WORK REQUIRED >> Repeat each record exactly as written, and drop any images.

A run of records:
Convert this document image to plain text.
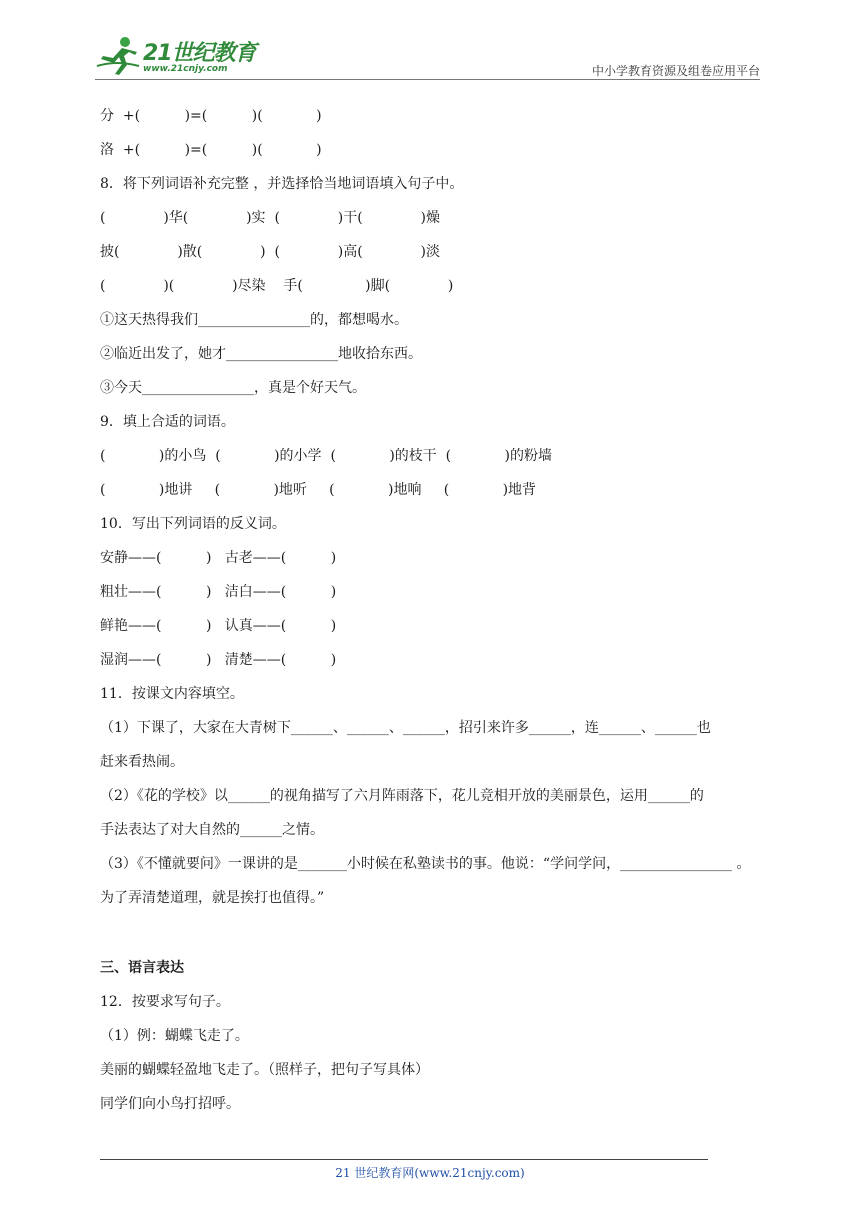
21世纪教育
www.21cnjy.com	中小学教育资源及组卷应用平台
分  +(          )=(          )(            )
洛  +(          )=(          )(            )
8．将下列词语补充完整 ，并选择恰当地词语填入句子中。
(             )华(             )实  (             )干(             )燥
披(             )散(             )  (             )高(             )淡
(             )(             )尽染    手(              )脚(             )
①这天热得我们________________的，都想喝水。
②临近出发了，她才________________地收拾东西。
③今天________________，真是个好天气。
9．填上合适的词语。
(            )的小鸟  (            )的小学  (            )的枝干  (            )的粉墙
(            )地讲     (            )地听     (            )地响     (            )地背
10．写出下列词语的反义词。
安静——(          )   古老——(          )
粗壮——(          )   洁白——(          )
鲜艳——(          )   认真——(          )
湿润——(          )   清楚——(          )
11．按课文内容填空。
（1）下课了，大家在大青树下______、______、______，招引来许多______，连______、______也
赶来看热闹。
（2）《花的学校》以______的视角描写了六月阵雨落下，花儿竞相开放的美丽景色，运用______的
手法表达了对大自然的______之情。
（3）《不懂就要问》一课讲的是_______小时候在私塾读书的事。他说：“学问学问，________________ 。
为了弄清楚道理，就是挨打也值得。”
三、语言表达
12．按要求写句子。
（1）例：蝴蝶飞走了。
美丽的蝴蝶轻盈地飞走了。（照样子，把句子写具体）
同学们向小鸟打招呼。
21 世纪教育网(www.21cnjy.com)
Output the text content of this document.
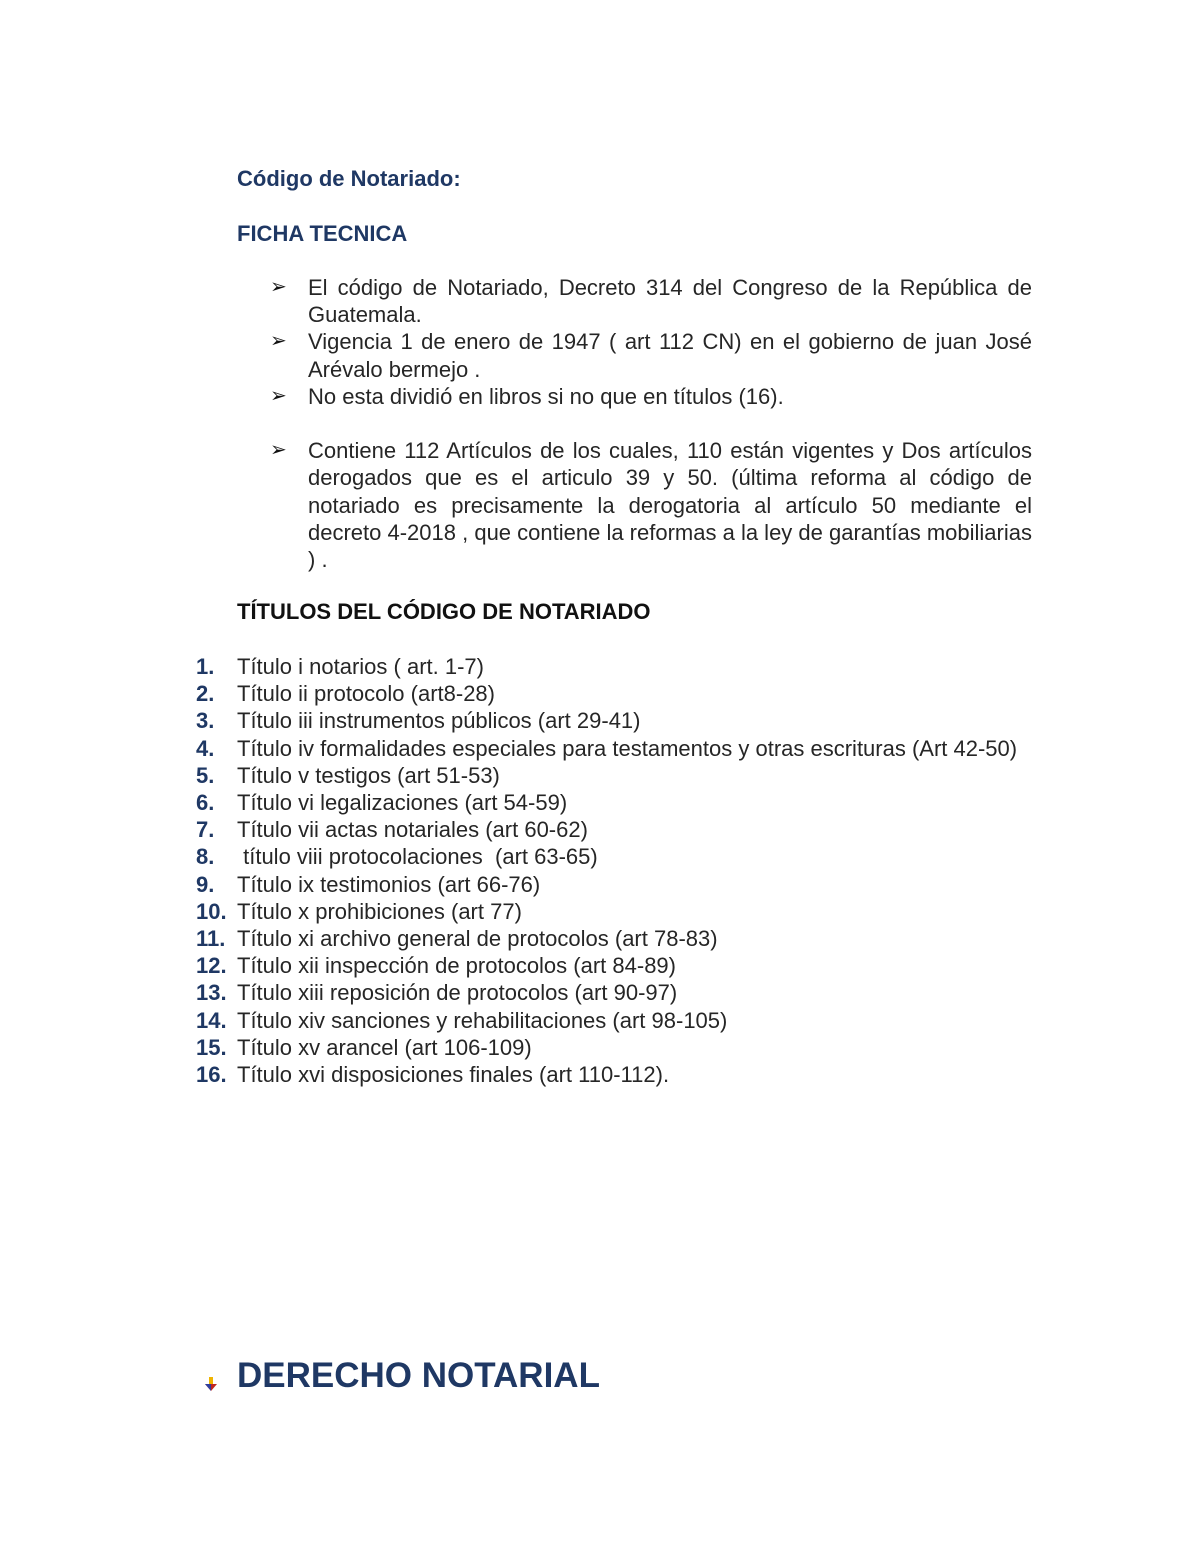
Código de Notariado:
FICHA TECNICA
➢ El código de Notariado, Decreto 314 del Congreso de la República de Guatemala.
➢ Vigencia 1 de enero de 1947 ( art 112 CN) en el gobierno de juan José Arévalo bermejo .
➢ No esta dividió en libros si no que en títulos (16).
➢ Contiene 112 Artículos de los cuales, 110 están vigentes y Dos artículos derogados que es el articulo 39 y 50. (última reforma al código de notariado es precisamente la derogatoria al artículo 50 mediante el decreto 4-2018 , que contiene la reformas a la ley de garantías mobiliarias ) .
TÍTULOS DEL CÓDIGO DE NOTARIADO
1.	Título i notarios ( art. 1-7)
2.	Título ii protocolo (art8-28)
3.	Título iii instrumentos públicos (art 29-41)
4.	Título iv formalidades especiales para testamentos y otras escrituras (Art 42-50)
5.	Título v testigos (art 51-53)
6.	Título vi legalizaciones (art 54-59)
7.	Título vii actas notariales (art 60-62)
8.	título viii protocolaciones  (art 63-65)
9.	Título ix testimonios (art 66-76)
10. Título x prohibiciones (art 77)
11. Título xi archivo general de protocolos (art 78-83)
12. Título xii inspección de protocolos (art 84-89)
13. Título xiii reposición de protocolos (art 90-97)
14. Título xiv sanciones y rehabilitaciones (art 98-105)
15. Título xv arancel (art 106-109)
16. Título xvi disposiciones finales (art 110-112).
DERECHO NOTARIAL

TASK RESPONSE >>
Convert this document image to plain text.
21世纪教育
www.21cnjy.com	中小学教育资源及组卷应用平台
分  +(          )=(          )(            )
洛  +(          )=(          )(            )
8．将下列词语补充完整 ，并选择恰当地词语填入句子中。
(             )华(             )实  (             )干(             )燥
披(             )散(             )  (             )高(             )淡
(             )(             )尽染    手(              )脚(             )
①这天热得我们________________的，都想喝水。
②临近出发了，她才________________地收拾东西。
③今天________________，真是个好天气。
9．填上合适的词语。
(            )的小鸟  (            )的小学  (            )的枝干  (            )的粉墙
(            )地讲     (            )地听     (            )地响     (            )地背
10．写出下列词语的反义词。
安静——(          )   古老——(          )
粗壮——(          )   洁白——(          )
鲜艳——(          )   认真——(          )
湿润——(          )   清楚——(          )
11．按课文内容填空。
（1）下课了，大家在大青树下______、______、______，招引来许多______，连______、______也
赶来看热闹。
（2）《花的学校》以______的视角描写了六月阵雨落下，花儿竞相开放的美丽景色，运用______的
手法表达了对大自然的______之情。
（3）《不懂就要问》一课讲的是_______小时候在私塾读书的事。他说：“学问学问，________________ 。
为了弄清楚道理，就是挨打也值得。”
三、语言表达
12．按要求写句子。
（1）例：蝴蝶飞走了。
美丽的蝴蝶轻盈地飞走了。（照样子，把句子写具体）
同学们向小鸟打招呼。
21 世纪教育网(www.21cnjy.com)
Output the text content of this document.
Código de Notariado:
FICHA TECNICA
➢ El código de Notariado, Decreto 314 del Congreso de la República de Guatemala.
➢ Vigencia 1 de enero de 1947 ( art 112 CN) en el gobierno de juan José Arévalo bermejo .
➢ No esta dividió en libros si no que en títulos (16).
➢ Contiene 112 Artículos de los cuales, 110 están vigentes y Dos artículos derogados que es el articulo 39 y 50. (última reforma al código de notariado es precisamente la derogatoria al artículo 50 mediante el decreto 4-2018 , que contiene la reformas a la ley de garantías mobiliarias ) .
TÍTULOS DEL CÓDIGO DE NOTARIADO
1.	Título i notarios ( art. 1-7)
2.	Título ii protocolo (art8-28)
3.	Título iii instrumentos públicos (art 29-41)
4.	Título iv formalidades especiales para testamentos y otras escrituras (Art 42-50)
5.	Título v testigos (art 51-53)
6.	Título vi legalizaciones (art 54-59)
7.	Título vii actas notariales (art 60-62)
8.	título viii protocolaciones  (art 63-65)
9.	Título ix testimonios (art 66-76)
10. Título x prohibiciones (art 77)
11. Título xi archivo general de protocolos (art 78-83)
12. Título xii inspección de protocolos (art 84-89)
13. Título xiii reposición de protocolos (art 90-97)
14. Título xiv sanciones y rehabilitaciones (art 98-105)
15. Título xv arancel (art 106-109)
16. Título xvi disposiciones finales (art 110-112).
DERECHO NOTARIAL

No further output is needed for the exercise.